▶ **TASK DESCRIPTION**:
Retype each entry below exactly as it stands.

▶ **DATA LISTING**:
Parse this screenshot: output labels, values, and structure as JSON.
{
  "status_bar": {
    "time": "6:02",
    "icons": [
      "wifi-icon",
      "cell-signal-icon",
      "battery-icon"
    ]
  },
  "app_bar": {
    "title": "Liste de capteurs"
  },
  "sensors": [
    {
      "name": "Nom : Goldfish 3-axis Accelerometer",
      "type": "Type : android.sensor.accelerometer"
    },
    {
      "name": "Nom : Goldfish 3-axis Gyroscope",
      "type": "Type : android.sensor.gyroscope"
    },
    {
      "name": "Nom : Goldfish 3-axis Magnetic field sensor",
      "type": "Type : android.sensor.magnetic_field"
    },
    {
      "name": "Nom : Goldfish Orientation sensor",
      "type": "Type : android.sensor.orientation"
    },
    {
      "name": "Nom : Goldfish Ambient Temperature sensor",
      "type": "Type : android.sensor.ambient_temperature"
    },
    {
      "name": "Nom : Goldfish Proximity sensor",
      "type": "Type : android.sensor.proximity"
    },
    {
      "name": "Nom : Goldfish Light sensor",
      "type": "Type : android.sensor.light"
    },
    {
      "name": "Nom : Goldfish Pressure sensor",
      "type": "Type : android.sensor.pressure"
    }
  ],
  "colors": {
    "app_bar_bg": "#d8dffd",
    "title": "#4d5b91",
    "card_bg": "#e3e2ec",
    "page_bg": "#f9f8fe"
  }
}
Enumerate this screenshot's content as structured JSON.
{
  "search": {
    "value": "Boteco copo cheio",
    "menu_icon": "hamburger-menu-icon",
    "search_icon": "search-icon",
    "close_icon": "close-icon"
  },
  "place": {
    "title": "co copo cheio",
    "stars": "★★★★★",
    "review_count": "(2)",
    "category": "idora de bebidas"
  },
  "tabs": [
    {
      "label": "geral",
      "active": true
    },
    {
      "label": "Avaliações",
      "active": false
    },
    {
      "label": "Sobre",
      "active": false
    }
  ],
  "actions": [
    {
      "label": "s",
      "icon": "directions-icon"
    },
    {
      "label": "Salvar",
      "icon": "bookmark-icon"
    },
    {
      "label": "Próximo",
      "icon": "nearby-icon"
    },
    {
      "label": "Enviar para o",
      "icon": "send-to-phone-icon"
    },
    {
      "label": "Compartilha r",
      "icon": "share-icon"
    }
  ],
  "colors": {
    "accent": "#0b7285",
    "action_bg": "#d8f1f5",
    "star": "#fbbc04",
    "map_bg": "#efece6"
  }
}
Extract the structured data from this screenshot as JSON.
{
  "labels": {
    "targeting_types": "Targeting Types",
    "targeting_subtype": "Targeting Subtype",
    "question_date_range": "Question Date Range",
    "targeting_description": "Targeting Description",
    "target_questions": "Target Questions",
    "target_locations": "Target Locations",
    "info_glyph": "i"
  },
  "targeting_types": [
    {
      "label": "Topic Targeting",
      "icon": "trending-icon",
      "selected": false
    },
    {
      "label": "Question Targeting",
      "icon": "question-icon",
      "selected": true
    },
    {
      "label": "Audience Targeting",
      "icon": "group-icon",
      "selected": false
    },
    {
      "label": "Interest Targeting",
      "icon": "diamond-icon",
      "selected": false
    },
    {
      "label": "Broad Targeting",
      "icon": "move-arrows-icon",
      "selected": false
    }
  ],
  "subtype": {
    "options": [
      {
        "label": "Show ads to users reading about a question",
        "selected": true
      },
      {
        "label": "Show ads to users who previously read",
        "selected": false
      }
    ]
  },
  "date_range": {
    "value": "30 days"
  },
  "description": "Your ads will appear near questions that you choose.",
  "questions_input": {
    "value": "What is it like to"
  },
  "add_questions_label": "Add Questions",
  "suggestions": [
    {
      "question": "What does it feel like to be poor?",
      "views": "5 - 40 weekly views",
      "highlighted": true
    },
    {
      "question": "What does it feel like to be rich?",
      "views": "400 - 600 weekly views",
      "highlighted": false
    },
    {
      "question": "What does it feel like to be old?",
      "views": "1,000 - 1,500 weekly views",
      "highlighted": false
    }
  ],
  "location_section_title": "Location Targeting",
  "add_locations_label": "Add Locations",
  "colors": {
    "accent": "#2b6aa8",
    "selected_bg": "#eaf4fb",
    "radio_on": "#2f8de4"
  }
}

▶ **THE ANSWER**:
Parse this screenshot: output labels, values, and structure as JSON.
{
  "status_bar": {
    "time": "6:02",
    "icons": [
      "wifi-icon",
      "cell-signal-icon",
      "battery-icon"
    ]
  },
  "app_bar": {
    "title": "Liste de capteurs"
  },
  "sensors": [
    {
      "name": "Nom : Goldfish 3-axis Accelerometer",
      "type": "Type : android.sensor.accelerometer"
    },
    {
      "name": "Nom : Goldfish 3-axis Gyroscope",
      "type": "Type : android.sensor.gyroscope"
    },
    {
      "name": "Nom : Goldfish 3-axis Magnetic field sensor",
      "type": "Type : android.sensor.magnetic_field"
    },
    {
      "name": "Nom : Goldfish Orientation sensor",
      "type": "Type : android.sensor.orientation"
    },
    {
      "name": "Nom : Goldfish Ambient Temperature sensor",
      "type": "Type : android.sensor.ambient_temperature"
    },
    {
      "name": "Nom : Goldfish Proximity sensor",
      "type": "Type : android.sensor.proximity"
    },
    {
      "name": "Nom : Goldfish Light sensor",
      "type": "Type : android.sensor.light"
    },
    {
      "name": "Nom : Goldfish Pressure sensor",
      "type": "Type : android.sensor.pressure"
    }
  ],
  "colors": {
    "app_bar_bg": "#d8dffd",
    "title": "#4d5b91",
    "card_bg": "#e3e2ec",
    "page_bg": "#f9f8fe"
  }
}
Enumerate this screenshot's content as structured JSON.
{
  "search": {
    "value": "Boteco copo cheio",
    "menu_icon": "hamburger-menu-icon",
    "search_icon": "search-icon",
    "close_icon": "close-icon"
  },
  "place": {
    "title": "co copo cheio",
    "stars": "★★★★★",
    "review_count": "(2)",
    "category": "idora de bebidas"
  },
  "tabs": [
    {
      "label": "geral",
      "active": true
    },
    {
      "label": "Avaliações",
      "active": false
    },
    {
      "label": "Sobre",
      "active": false
    }
  ],
  "actions": [
    {
      "label": "s",
      "icon": "directions-icon"
    },
    {
      "label": "Salvar",
      "icon": "bookmark-icon"
    },
    {
      "label": "Próximo",
      "icon": "nearby-icon"
    },
    {
      "label": "Enviar para o",
      "icon": "send-to-phone-icon"
    },
    {
      "label": "Compartilha r",
      "icon": "share-icon"
    }
  ],
  "colors": {
    "accent": "#0b7285",
    "action_bg": "#d8f1f5",
    "star": "#fbbc04",
    "map_bg": "#efece6"
  }
}
Extract the structured data from this screenshot as JSON.
{
  "labels": {
    "targeting_types": "Targeting Types",
    "targeting_subtype": "Targeting Subtype",
    "question_date_range": "Question Date Range",
    "targeting_description": "Targeting Description",
    "target_questions": "Target Questions",
    "target_locations": "Target Locations",
    "info_glyph": "i"
  },
  "targeting_types": [
    {
      "label": "Topic Targeting",
      "icon": "trending-icon",
      "selected": false
    },
    {
      "label": "Question Targeting",
      "icon": "question-icon",
      "selected": true
    },
    {
      "label": "Audience Targeting",
      "icon": "group-icon",
      "selected": false
    },
    {
      "label": "Interest Targeting",
      "icon": "diamond-icon",
      "selected": false
    },
    {
      "label": "Broad Targeting",
      "icon": "move-arrows-icon",
      "selected": false
    }
  ],
  "subtype": {
    "options": [
      {
        "label": "Show ads to users reading about a question",
        "selected": true
      },
      {
        "label": "Show ads to users who previously read",
        "selected": false
      }
    ]
  },
  "date_range": {
    "value": "30 days"
  },
  "description": "Your ads will appear near questions that you choose.",
  "questions_input": {
    "value": "What is it like to"
  },
  "add_questions_label": "Add Questions",
  "suggestions": [
    {
      "question": "What does it feel like to be poor?",
      "views": "5 - 40 weekly views",
      "highlighted": true
    },
    {
      "question": "What does it feel like to be rich?",
      "views": "400 - 600 weekly views",
      "highlighted": false
    },
    {
      "question": "What does it feel like to be old?",
      "views": "1,000 - 1,500 weekly views",
      "highlighted": false
    }
  ],
  "location_section_title": "Location Targeting",
  "add_locations_label": "Add Locations",
  "colors": {
    "accent": "#2b6aa8",
    "selected_bg": "#eaf4fb",
    "radio_on": "#2f8de4"
  }
}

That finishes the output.